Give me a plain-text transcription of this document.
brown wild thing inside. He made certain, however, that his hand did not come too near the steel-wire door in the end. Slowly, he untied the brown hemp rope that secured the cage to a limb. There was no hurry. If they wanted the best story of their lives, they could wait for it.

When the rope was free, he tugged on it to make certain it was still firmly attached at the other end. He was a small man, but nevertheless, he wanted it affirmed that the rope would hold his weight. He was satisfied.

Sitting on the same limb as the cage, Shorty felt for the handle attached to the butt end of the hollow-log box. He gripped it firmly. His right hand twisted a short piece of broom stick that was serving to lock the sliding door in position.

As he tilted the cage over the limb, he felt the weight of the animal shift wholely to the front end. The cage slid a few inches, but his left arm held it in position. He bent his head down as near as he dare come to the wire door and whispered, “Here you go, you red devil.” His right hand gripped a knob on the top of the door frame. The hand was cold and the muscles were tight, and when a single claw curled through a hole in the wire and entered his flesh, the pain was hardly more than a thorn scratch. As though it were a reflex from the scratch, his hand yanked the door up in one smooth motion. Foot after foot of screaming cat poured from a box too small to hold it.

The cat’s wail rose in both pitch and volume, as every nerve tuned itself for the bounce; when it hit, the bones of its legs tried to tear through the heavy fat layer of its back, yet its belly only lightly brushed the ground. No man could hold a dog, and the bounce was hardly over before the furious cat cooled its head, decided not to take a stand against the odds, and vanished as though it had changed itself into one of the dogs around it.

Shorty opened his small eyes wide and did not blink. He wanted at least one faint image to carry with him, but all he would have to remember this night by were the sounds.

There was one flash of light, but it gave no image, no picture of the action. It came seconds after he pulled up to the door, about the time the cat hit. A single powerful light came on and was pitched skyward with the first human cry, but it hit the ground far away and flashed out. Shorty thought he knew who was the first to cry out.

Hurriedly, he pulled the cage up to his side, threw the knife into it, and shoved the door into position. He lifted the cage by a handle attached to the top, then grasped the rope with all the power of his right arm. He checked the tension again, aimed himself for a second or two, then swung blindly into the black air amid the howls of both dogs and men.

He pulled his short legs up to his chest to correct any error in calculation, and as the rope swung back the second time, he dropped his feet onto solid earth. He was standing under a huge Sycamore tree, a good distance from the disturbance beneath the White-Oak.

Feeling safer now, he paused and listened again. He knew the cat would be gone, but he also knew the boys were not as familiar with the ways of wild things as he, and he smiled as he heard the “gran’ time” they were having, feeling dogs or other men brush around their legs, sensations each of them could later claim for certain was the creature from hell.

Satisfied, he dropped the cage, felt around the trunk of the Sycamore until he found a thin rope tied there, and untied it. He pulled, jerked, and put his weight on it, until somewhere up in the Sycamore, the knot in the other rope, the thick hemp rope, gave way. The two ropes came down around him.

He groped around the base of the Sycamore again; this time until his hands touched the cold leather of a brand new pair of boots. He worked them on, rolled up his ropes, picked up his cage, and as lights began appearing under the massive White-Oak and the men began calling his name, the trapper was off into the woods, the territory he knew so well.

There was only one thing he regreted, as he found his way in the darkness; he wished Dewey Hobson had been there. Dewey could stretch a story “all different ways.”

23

☆ ☆ ☆

## Given exercise
Search the data above for the string "single" and return every line that has it.

## Exercise result
As he tilted the cage over the limb, he felt the weight of the animal shift wholely to the front end. The cage slid a few inches, but his left arm held it in position. He bent his head down as near as he dare come to the wire door and whispered, “Here you go, you red devil.” His right hand gripped a knob on the top of the door frame. The hand was cold and the muscles were tight, and when a single claw curled through a hole in the wire and entered his flesh, the pain was hardly more than a thorn scratch. As though it were a reflex from the scratch, his hand yanked the door up in one smooth motion. Foot after foot of screaming cat poured from a box too small to hold it.
There was one flash of light, but it gave no image, no picture of the action. It came seconds after he pulled up to the door, about the time the cat hit. A single powerful light came on and was pitched skyward with the first human cry, but it hit the ground far away and flashed out. Shorty thought he knew who was the first to cry out.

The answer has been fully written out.